start Material

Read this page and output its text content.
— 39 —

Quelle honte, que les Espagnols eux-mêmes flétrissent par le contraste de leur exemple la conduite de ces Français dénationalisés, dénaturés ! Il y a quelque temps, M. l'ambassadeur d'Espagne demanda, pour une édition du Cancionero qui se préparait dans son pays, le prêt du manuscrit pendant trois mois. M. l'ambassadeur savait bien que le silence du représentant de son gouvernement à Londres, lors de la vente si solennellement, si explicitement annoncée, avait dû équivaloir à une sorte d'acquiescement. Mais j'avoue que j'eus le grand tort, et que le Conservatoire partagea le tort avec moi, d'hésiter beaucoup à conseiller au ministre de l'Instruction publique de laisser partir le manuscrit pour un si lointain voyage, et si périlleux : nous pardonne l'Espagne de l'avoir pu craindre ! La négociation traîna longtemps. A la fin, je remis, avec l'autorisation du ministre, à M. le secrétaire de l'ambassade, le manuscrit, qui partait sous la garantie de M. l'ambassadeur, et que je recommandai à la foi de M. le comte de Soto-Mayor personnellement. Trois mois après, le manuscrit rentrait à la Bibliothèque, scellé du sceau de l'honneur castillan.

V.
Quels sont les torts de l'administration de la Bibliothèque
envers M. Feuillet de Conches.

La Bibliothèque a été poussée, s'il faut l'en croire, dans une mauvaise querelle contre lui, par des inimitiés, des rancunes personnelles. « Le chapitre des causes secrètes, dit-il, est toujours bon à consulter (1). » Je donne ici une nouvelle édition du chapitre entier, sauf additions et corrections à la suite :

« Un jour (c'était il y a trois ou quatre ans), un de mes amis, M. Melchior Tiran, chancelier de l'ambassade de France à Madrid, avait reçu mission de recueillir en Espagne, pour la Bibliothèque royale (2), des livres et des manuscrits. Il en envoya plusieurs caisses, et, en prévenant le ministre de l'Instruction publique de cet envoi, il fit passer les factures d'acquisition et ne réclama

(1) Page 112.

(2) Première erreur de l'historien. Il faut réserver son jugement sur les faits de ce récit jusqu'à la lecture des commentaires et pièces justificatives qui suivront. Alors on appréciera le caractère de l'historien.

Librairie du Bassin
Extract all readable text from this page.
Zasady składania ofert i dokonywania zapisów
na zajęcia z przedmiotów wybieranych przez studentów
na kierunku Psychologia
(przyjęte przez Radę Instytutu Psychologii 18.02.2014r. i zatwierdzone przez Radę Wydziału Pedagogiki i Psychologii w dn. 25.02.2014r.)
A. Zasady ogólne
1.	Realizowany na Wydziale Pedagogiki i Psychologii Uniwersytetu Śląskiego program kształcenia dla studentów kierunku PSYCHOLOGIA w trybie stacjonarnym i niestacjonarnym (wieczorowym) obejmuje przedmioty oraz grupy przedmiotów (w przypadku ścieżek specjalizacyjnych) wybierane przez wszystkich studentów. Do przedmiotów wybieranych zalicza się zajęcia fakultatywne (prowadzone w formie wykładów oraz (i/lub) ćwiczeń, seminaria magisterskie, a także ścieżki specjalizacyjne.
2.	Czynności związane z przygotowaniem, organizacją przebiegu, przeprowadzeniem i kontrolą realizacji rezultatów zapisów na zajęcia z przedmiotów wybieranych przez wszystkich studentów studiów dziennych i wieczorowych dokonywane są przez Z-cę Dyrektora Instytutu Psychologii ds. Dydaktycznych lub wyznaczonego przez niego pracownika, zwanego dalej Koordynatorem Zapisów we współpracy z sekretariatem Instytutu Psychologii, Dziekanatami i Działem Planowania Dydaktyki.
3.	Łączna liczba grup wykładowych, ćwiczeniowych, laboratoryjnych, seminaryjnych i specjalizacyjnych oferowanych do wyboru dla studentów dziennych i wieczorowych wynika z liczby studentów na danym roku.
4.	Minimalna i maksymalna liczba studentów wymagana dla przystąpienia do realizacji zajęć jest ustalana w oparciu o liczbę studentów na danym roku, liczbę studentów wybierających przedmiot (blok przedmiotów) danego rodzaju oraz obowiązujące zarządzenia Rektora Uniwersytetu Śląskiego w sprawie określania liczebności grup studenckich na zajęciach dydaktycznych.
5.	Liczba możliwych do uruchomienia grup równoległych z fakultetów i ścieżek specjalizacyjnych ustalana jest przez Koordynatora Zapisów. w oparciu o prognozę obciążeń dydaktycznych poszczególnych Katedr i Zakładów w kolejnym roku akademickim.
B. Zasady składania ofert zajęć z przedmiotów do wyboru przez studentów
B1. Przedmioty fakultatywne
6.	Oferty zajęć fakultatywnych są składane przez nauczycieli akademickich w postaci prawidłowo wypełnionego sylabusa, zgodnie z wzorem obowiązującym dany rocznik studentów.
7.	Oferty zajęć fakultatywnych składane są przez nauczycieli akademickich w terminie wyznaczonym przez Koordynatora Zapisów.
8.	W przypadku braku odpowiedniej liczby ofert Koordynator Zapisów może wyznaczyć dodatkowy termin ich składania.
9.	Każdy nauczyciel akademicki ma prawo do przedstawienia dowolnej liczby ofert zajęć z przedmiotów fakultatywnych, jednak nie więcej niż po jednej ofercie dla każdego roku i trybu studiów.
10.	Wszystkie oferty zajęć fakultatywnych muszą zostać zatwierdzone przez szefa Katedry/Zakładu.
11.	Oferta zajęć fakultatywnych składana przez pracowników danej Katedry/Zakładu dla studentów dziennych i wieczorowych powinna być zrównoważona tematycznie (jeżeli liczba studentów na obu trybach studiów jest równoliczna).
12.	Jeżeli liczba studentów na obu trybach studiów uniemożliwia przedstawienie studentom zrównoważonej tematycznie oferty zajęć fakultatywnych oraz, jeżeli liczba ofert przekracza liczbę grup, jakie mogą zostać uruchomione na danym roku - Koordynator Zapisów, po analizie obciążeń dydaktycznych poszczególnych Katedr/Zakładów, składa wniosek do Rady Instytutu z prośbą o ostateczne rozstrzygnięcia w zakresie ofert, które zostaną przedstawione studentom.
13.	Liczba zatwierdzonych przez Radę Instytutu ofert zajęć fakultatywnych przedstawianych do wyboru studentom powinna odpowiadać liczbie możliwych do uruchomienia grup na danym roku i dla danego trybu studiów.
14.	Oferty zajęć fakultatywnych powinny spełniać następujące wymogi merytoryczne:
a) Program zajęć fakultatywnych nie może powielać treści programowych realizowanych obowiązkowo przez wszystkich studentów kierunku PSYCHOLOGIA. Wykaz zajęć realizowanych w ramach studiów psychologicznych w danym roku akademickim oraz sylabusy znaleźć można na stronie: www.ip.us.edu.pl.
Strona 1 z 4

end Material

What you will do.
Every entry must be retyped in full, exactly as given.

Full answer.
Read this page and output its text content.
— 39 —

Quelle honte, que les Espagnols eux-mêmes flétrissent par le contraste de leur exemple la conduite de ces Français dénationalisés, dénaturés ! Il y a quelque temps, M. l'ambassadeur d'Espagne demanda, pour une édition du Cancionero qui se préparait dans son pays, le prêt du manuscrit pendant trois mois. M. l'ambassadeur savait bien que le silence du représentant de son gouvernement à Londres, lors de la vente si solennellement, si explicitement annoncée, avait dû équivaloir à une sorte d'acquiescement. Mais j'avoue que j'eus le grand tort, et que le Conservatoire partagea le tort avec moi, d'hésiter beaucoup à conseiller au ministre de l'Instruction publique de laisser partir le manuscrit pour un si lointain voyage, et si périlleux : nous pardonne l'Espagne de l'avoir pu craindre ! La négociation traîna longtemps. A la fin, je remis, avec l'autorisation du ministre, à M. le secrétaire de l'ambassade, le manuscrit, qui partait sous la garantie de M. l'ambassadeur, et que je recommandai à la foi de M. le comte de Soto-Mayor personnellement. Trois mois après, le manuscrit rentrait à la Bibliothèque, scellé du sceau de l'honneur castillan.

V.
Quels sont les torts de l'administration de la Bibliothèque
envers M. Feuillet de Conches.

La Bibliothèque a été poussée, s'il faut l'en croire, dans une mauvaise querelle contre lui, par des inimitiés, des rancunes personnelles. « Le chapitre des causes secrètes, dit-il, est toujours bon à consulter (1). » Je donne ici une nouvelle édition du chapitre entier, sauf additions et corrections à la suite :

« Un jour (c'était il y a trois ou quatre ans), un de mes amis, M. Melchior Tiran, chancelier de l'ambassade de France à Madrid, avait reçu mission de recueillir en Espagne, pour la Bibliothèque royale (2), des livres et des manuscrits. Il en envoya plusieurs caisses, et, en prévenant le ministre de l'Instruction publique de cet envoi, il fit passer les factures d'acquisition et ne réclama

(1) Page 112.

(2) Première erreur de l'historien. Il faut réserver son jugement sur les faits de ce récit jusqu'à la lecture des commentaires et pièces justificatives qui suivront. Alors on appréciera le caractère de l'historien.

Librairie du Bassin
Extract all readable text from this page.
Zasady składania ofert i dokonywania zapisów
na zajęcia z przedmiotów wybieranych przez studentów
na kierunku Psychologia
(przyjęte przez Radę Instytutu Psychologii 18.02.2014r. i zatwierdzone przez Radę Wydziału Pedagogiki i Psychologii w dn. 25.02.2014r.)
A. Zasady ogólne
1.	Realizowany na Wydziale Pedagogiki i Psychologii Uniwersytetu Śląskiego program kształcenia dla studentów kierunku PSYCHOLOGIA w trybie stacjonarnym i niestacjonarnym (wieczorowym) obejmuje przedmioty oraz grupy przedmiotów (w przypadku ścieżek specjalizacyjnych) wybierane przez wszystkich studentów. Do przedmiotów wybieranych zalicza się zajęcia fakultatywne (prowadzone w formie wykładów oraz (i/lub) ćwiczeń, seminaria magisterskie, a także ścieżki specjalizacyjne.
2.	Czynności związane z przygotowaniem, organizacją przebiegu, przeprowadzeniem i kontrolą realizacji rezultatów zapisów na zajęcia z przedmiotów wybieranych przez wszystkich studentów studiów dziennych i wieczorowych dokonywane są przez Z-cę Dyrektora Instytutu Psychologii ds. Dydaktycznych lub wyznaczonego przez niego pracownika, zwanego dalej Koordynatorem Zapisów we współpracy z sekretariatem Instytutu Psychologii, Dziekanatami i Działem Planowania Dydaktyki.
3.	Łączna liczba grup wykładowych, ćwiczeniowych, laboratoryjnych, seminaryjnych i specjalizacyjnych oferowanych do wyboru dla studentów dziennych i wieczorowych wynika z liczby studentów na danym roku.
4.	Minimalna i maksymalna liczba studentów wymagana dla przystąpienia do realizacji zajęć jest ustalana w oparciu o liczbę studentów na danym roku, liczbę studentów wybierających przedmiot (blok przedmiotów) danego rodzaju oraz obowiązujące zarządzenia Rektora Uniwersytetu Śląskiego w sprawie określania liczebności grup studenckich na zajęciach dydaktycznych.
5.	Liczba możliwych do uruchomienia grup równoległych z fakultetów i ścieżek specjalizacyjnych ustalana jest przez Koordynatora Zapisów. w oparciu o prognozę obciążeń dydaktycznych poszczególnych Katedr i Zakładów w kolejnym roku akademickim.
B. Zasady składania ofert zajęć z przedmiotów do wyboru przez studentów
B1. Przedmioty fakultatywne
6.	Oferty zajęć fakultatywnych są składane przez nauczycieli akademickich w postaci prawidłowo wypełnionego sylabusa, zgodnie z wzorem obowiązującym dany rocznik studentów.
7.	Oferty zajęć fakultatywnych składane są przez nauczycieli akademickich w terminie wyznaczonym przez Koordynatora Zapisów.
8.	W przypadku braku odpowiedniej liczby ofert Koordynator Zapisów może wyznaczyć dodatkowy termin ich składania.
9.	Każdy nauczyciel akademicki ma prawo do przedstawienia dowolnej liczby ofert zajęć z przedmiotów fakultatywnych, jednak nie więcej niż po jednej ofercie dla każdego roku i trybu studiów.
10.	Wszystkie oferty zajęć fakultatywnych muszą zostać zatwierdzone przez szefa Katedry/Zakładu.
11.	Oferta zajęć fakultatywnych składana przez pracowników danej Katedry/Zakładu dla studentów dziennych i wieczorowych powinna być zrównoważona tematycznie (jeżeli liczba studentów na obu trybach studiów jest równoliczna).
12.	Jeżeli liczba studentów na obu trybach studiów uniemożliwia przedstawienie studentom zrównoważonej tematycznie oferty zajęć fakultatywnych oraz, jeżeli liczba ofert przekracza liczbę grup, jakie mogą zostać uruchomione na danym roku - Koordynator Zapisów, po analizie obciążeń dydaktycznych poszczególnych Katedr/Zakładów, składa wniosek do Rady Instytutu z prośbą o ostateczne rozstrzygnięcia w zakresie ofert, które zostaną przedstawione studentom.
13.	Liczba zatwierdzonych przez Radę Instytutu ofert zajęć fakultatywnych przedstawianych do wyboru studentom powinna odpowiadać liczbie możliwych do uruchomienia grup na danym roku i dla danego trybu studiów.
14.	Oferty zajęć fakultatywnych powinny spełniać następujące wymogi merytoryczne:
a) Program zajęć fakultatywnych nie może powielać treści programowych realizowanych obowiązkowo przez wszystkich studentów kierunku PSYCHOLOGIA. Wykaz zajęć realizowanych w ramach studiów psychologicznych w danym roku akademickim oraz sylabusy znaleźć można na stronie: www.ip.us.edu.pl.
Strona 1 z 4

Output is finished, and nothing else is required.